▶ **Given instruction**
Repeat the records below exactly, leaving out every picture.

▶ **Dataset rows**
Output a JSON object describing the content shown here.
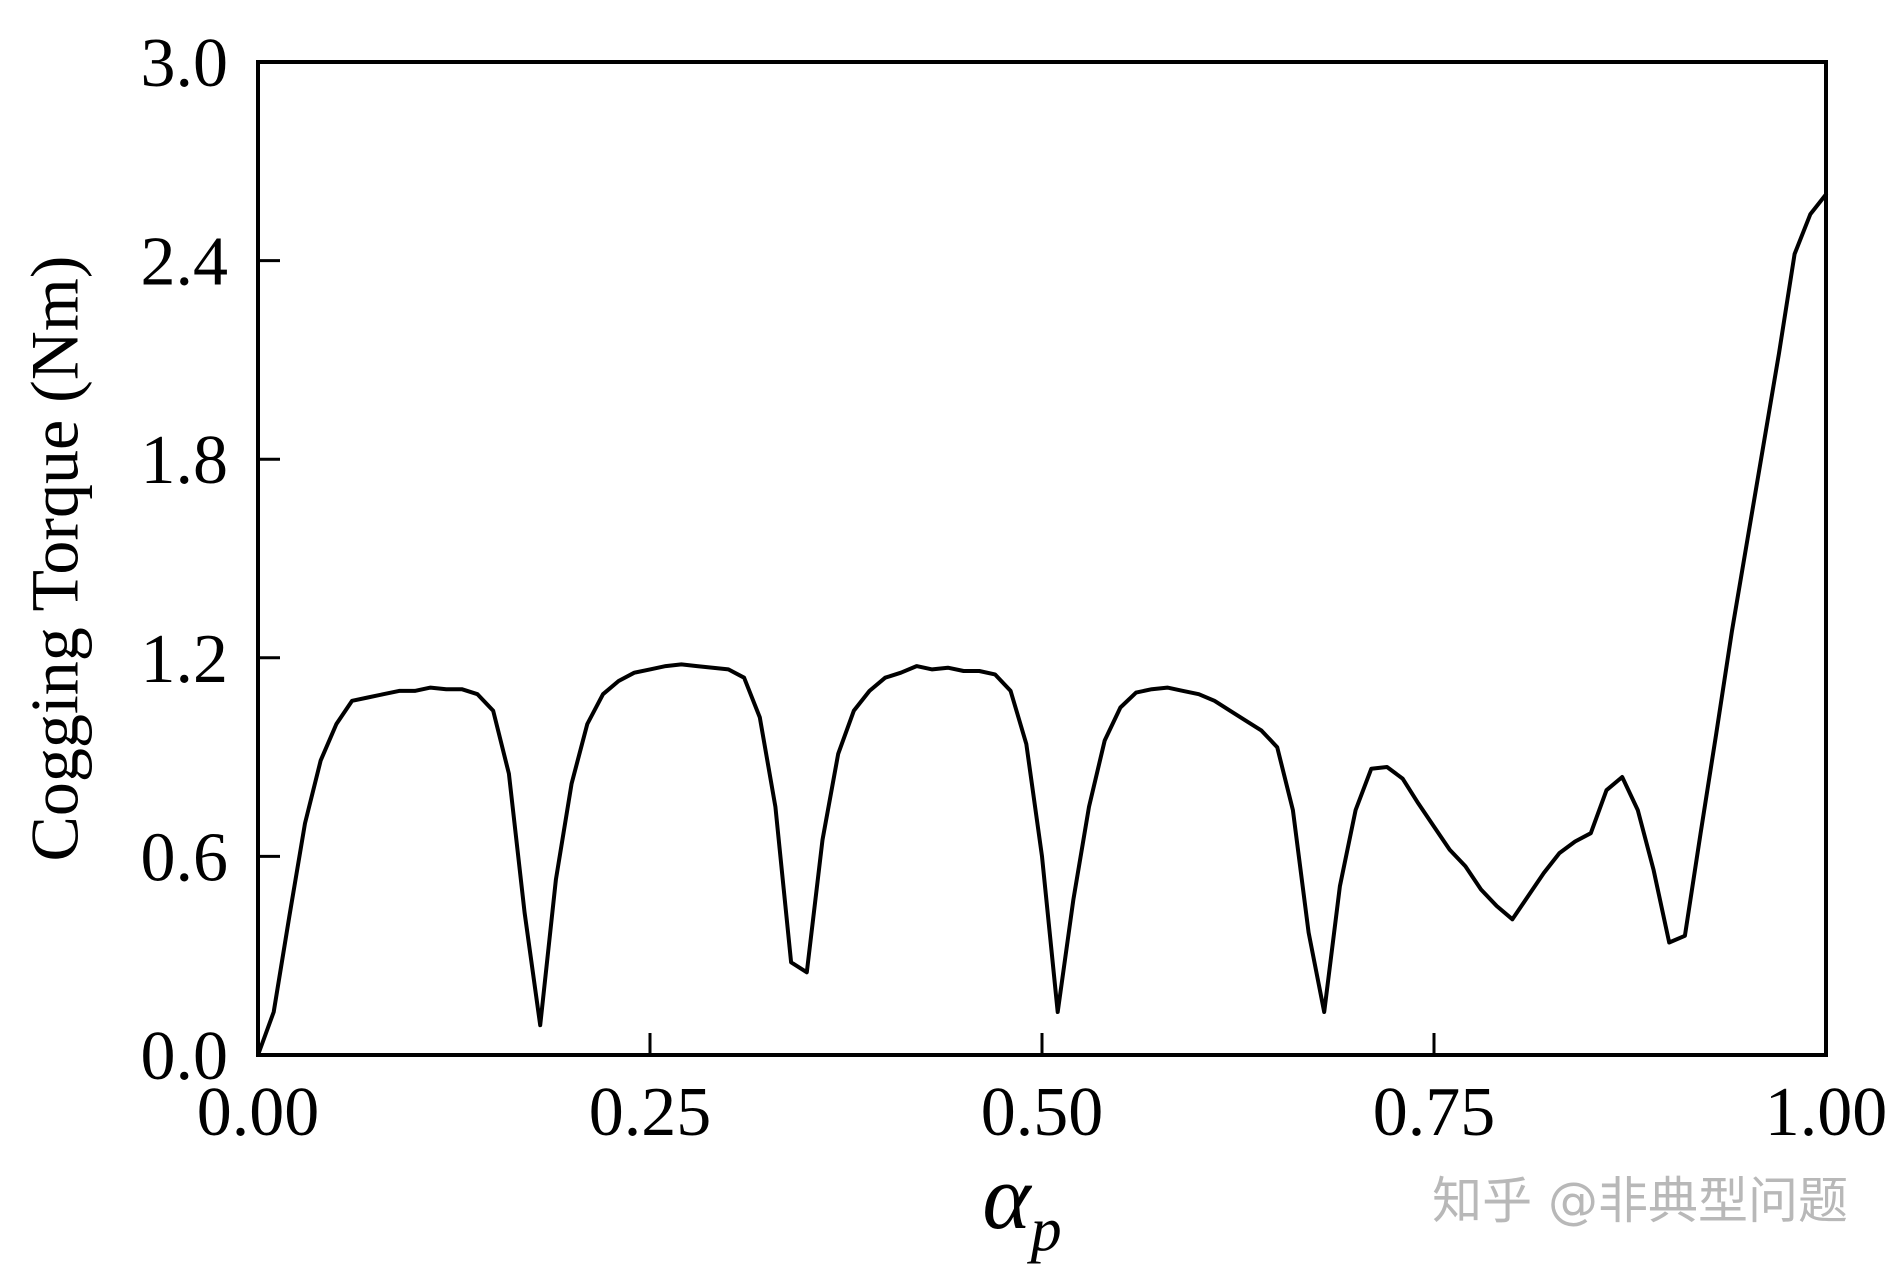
{
  "chart_data": {
    "type": "line",
    "title": "",
    "xlabel_symbol": "α",
    "xlabel_subscript": "p",
    "ylabel": "Cogging Torque (Nm)",
    "xlim": [
      0,
      1
    ],
    "ylim": [
      0,
      3
    ],
    "x_ticks": [
      0,
      0.25,
      0.5,
      0.75,
      1.0
    ],
    "x_tick_labels": [
      "0.00",
      "0.25",
      "0.50",
      "0.75",
      "1.00"
    ],
    "y_ticks": [
      0,
      0.6,
      1.2,
      1.8,
      2.4,
      3.0
    ],
    "y_tick_labels": [
      "0.0",
      "0.6",
      "1.2",
      "1.8",
      "2.4",
      "3.0"
    ],
    "grid": false,
    "line_color": "#000000",
    "series": [
      {
        "x": [
          0,
          0.01,
          0.02,
          0.03,
          0.04,
          0.05,
          0.06,
          0.07,
          0.08,
          0.09,
          0.1,
          0.11,
          0.12,
          0.13,
          0.14,
          0.15,
          0.16,
          0.17,
          0.18,
          0.19,
          0.2,
          0.21,
          0.22,
          0.23,
          0.24,
          0.25,
          0.26,
          0.27,
          0.28,
          0.29,
          0.3,
          0.31,
          0.32,
          0.33,
          0.34,
          0.35,
          0.36,
          0.37,
          0.38,
          0.39,
          0.4,
          0.41,
          0.42,
          0.43,
          0.44,
          0.45,
          0.46,
          0.47,
          0.48,
          0.49,
          0.5,
          0.51,
          0.52,
          0.53,
          0.54,
          0.55,
          0.56,
          0.57,
          0.58,
          0.59,
          0.6,
          0.61,
          0.62,
          0.63,
          0.64,
          0.65,
          0.66,
          0.67,
          0.68,
          0.69,
          0.7,
          0.71,
          0.72,
          0.73,
          0.74,
          0.75,
          0.76,
          0.77,
          0.78,
          0.79,
          0.8,
          0.81,
          0.82,
          0.83,
          0.84,
          0.85,
          0.86,
          0.87,
          0.88,
          0.89,
          0.9,
          0.91,
          0.92,
          0.93,
          0.94,
          0.95,
          0.96,
          0.97,
          0.98,
          0.99,
          1.0
        ],
        "y": [
          0.0,
          0.13,
          0.42,
          0.7,
          0.89,
          1.0,
          1.07,
          1.08,
          1.09,
          1.1,
          1.1,
          1.11,
          1.105,
          1.105,
          1.09,
          1.04,
          0.85,
          0.43,
          0.09,
          0.53,
          0.82,
          1.0,
          1.09,
          1.13,
          1.155,
          1.165,
          1.175,
          1.18,
          1.175,
          1.17,
          1.165,
          1.14,
          1.02,
          0.75,
          0.28,
          0.25,
          0.65,
          0.91,
          1.04,
          1.1,
          1.14,
          1.155,
          1.175,
          1.165,
          1.17,
          1.16,
          1.16,
          1.15,
          1.1,
          0.94,
          0.6,
          0.13,
          0.47,
          0.75,
          0.95,
          1.05,
          1.095,
          1.105,
          1.11,
          1.1,
          1.09,
          1.07,
          1.04,
          1.01,
          0.98,
          0.93,
          0.74,
          0.37,
          0.13,
          0.51,
          0.74,
          0.865,
          0.87,
          0.835,
          0.76,
          0.69,
          0.62,
          0.57,
          0.5,
          0.45,
          0.41,
          0.48,
          0.55,
          0.61,
          0.645,
          0.67,
          0.8,
          0.84,
          0.74,
          0.56,
          0.34,
          0.36,
          0.67,
          0.97,
          1.28,
          1.56,
          1.84,
          2.12,
          2.42,
          2.54,
          2.6
        ]
      }
    ]
  },
  "watermark": "知乎 @非典型问题"
}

▶ **Result of the task**
Output a JSON object describing the content shown here.
{
  "chart_data": {
    "type": "line",
    "title": "",
    "xlabel_symbol": "α",
    "xlabel_subscript": "p",
    "ylabel": "Cogging Torque (Nm)",
    "xlim": [
      0,
      1
    ],
    "ylim": [
      0,
      3
    ],
    "x_ticks": [
      0,
      0.25,
      0.5,
      0.75,
      1.0
    ],
    "x_tick_labels": [
      "0.00",
      "0.25",
      "0.50",
      "0.75",
      "1.00"
    ],
    "y_ticks": [
      0,
      0.6,
      1.2,
      1.8,
      2.4,
      3.0
    ],
    "y_tick_labels": [
      "0.0",
      "0.6",
      "1.2",
      "1.8",
      "2.4",
      "3.0"
    ],
    "grid": false,
    "line_color": "#000000",
    "series": [
      {
        "x": [
          0,
          0.01,
          0.02,
          0.03,
          0.04,
          0.05,
          0.06,
          0.07,
          0.08,
          0.09,
          0.1,
          0.11,
          0.12,
          0.13,
          0.14,
          0.15,
          0.16,
          0.17,
          0.18,
          0.19,
          0.2,
          0.21,
          0.22,
          0.23,
          0.24,
          0.25,
          0.26,
          0.27,
          0.28,
          0.29,
          0.3,
          0.31,
          0.32,
          0.33,
          0.34,
          0.35,
          0.36,
          0.37,
          0.38,
          0.39,
          0.4,
          0.41,
          0.42,
          0.43,
          0.44,
          0.45,
          0.46,
          0.47,
          0.48,
          0.49,
          0.5,
          0.51,
          0.52,
          0.53,
          0.54,
          0.55,
          0.56,
          0.57,
          0.58,
          0.59,
          0.6,
          0.61,
          0.62,
          0.63,
          0.64,
          0.65,
          0.66,
          0.67,
          0.68,
          0.69,
          0.7,
          0.71,
          0.72,
          0.73,
          0.74,
          0.75,
          0.76,
          0.77,
          0.78,
          0.79,
          0.8,
          0.81,
          0.82,
          0.83,
          0.84,
          0.85,
          0.86,
          0.87,
          0.88,
          0.89,
          0.9,
          0.91,
          0.92,
          0.93,
          0.94,
          0.95,
          0.96,
          0.97,
          0.98,
          0.99,
          1.0
        ],
        "y": [
          0.0,
          0.13,
          0.42,
          0.7,
          0.89,
          1.0,
          1.07,
          1.08,
          1.09,
          1.1,
          1.1,
          1.11,
          1.105,
          1.105,
          1.09,
          1.04,
          0.85,
          0.43,
          0.09,
          0.53,
          0.82,
          1.0,
          1.09,
          1.13,
          1.155,
          1.165,
          1.175,
          1.18,
          1.175,
          1.17,
          1.165,
          1.14,
          1.02,
          0.75,
          0.28,
          0.25,
          0.65,
          0.91,
          1.04,
          1.1,
          1.14,
          1.155,
          1.175,
          1.165,
          1.17,
          1.16,
          1.16,
          1.15,
          1.1,
          0.94,
          0.6,
          0.13,
          0.47,
          0.75,
          0.95,
          1.05,
          1.095,
          1.105,
          1.11,
          1.1,
          1.09,
          1.07,
          1.04,
          1.01,
          0.98,
          0.93,
          0.74,
          0.37,
          0.13,
          0.51,
          0.74,
          0.865,
          0.87,
          0.835,
          0.76,
          0.69,
          0.62,
          0.57,
          0.5,
          0.45,
          0.41,
          0.48,
          0.55,
          0.61,
          0.645,
          0.67,
          0.8,
          0.84,
          0.74,
          0.56,
          0.34,
          0.36,
          0.67,
          0.97,
          1.28,
          1.56,
          1.84,
          2.12,
          2.42,
          2.54,
          2.6
        ]
      }
    ]
  },
  "watermark": "知乎 @非典型问题"
}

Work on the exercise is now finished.